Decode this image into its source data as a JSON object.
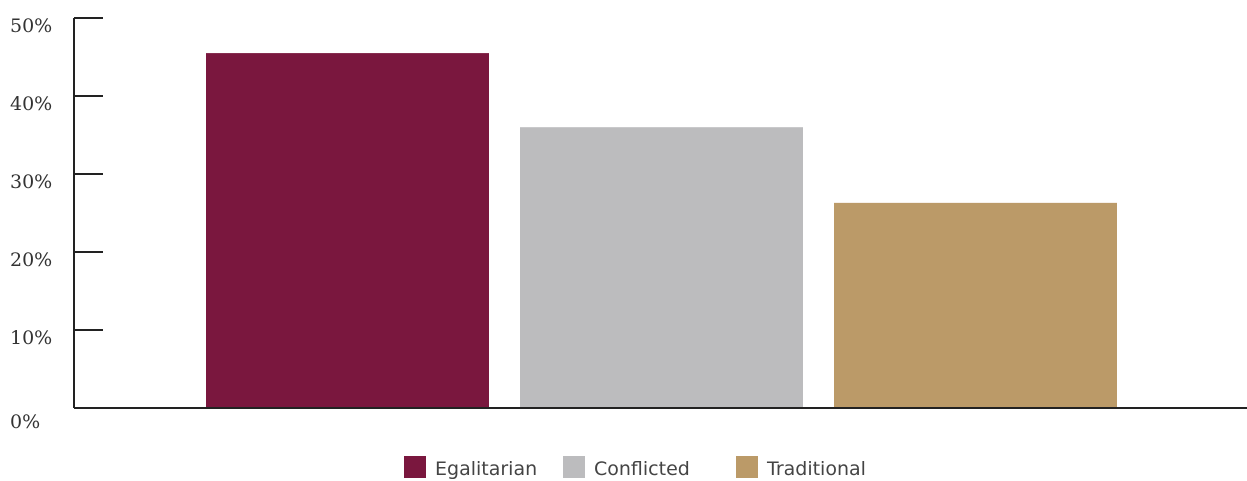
{
  "chart_data": {
    "type": "bar",
    "categories": [
      "Egalitarian",
      "Conflicted",
      "Traditional"
    ],
    "values": [
      45.5,
      36,
      26.3
    ],
    "ylim": [
      0,
      50
    ],
    "yticks": [
      0,
      10,
      20,
      30,
      40,
      50
    ],
    "ytick_labels": [
      "0%",
      "10%",
      "20%",
      "30%",
      "40%",
      "50%"
    ],
    "colors": [
      "#7a173e",
      "#bcbcbe",
      "#bb9a68"
    ],
    "legend": {
      "placement": "bottom-center",
      "entries": [
        "Egalitarian",
        "Conflicted",
        "Traditional"
      ]
    },
    "grid": false,
    "title": "",
    "xlabel": "",
    "ylabel": ""
  }
}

Aim: Write out the material above once more, exactly as it reads, with no pictures.

Task response:
Decode this image into its source data as a JSON object.
{
  "chart_data": {
    "type": "bar",
    "categories": [
      "Egalitarian",
      "Conflicted",
      "Traditional"
    ],
    "values": [
      45.5,
      36,
      26.3
    ],
    "ylim": [
      0,
      50
    ],
    "yticks": [
      0,
      10,
      20,
      30,
      40,
      50
    ],
    "ytick_labels": [
      "0%",
      "10%",
      "20%",
      "30%",
      "40%",
      "50%"
    ],
    "colors": [
      "#7a173e",
      "#bcbcbe",
      "#bb9a68"
    ],
    "legend": {
      "placement": "bottom-center",
      "entries": [
        "Egalitarian",
        "Conflicted",
        "Traditional"
      ]
    },
    "grid": false,
    "title": "",
    "xlabel": "",
    "ylabel": ""
  }
}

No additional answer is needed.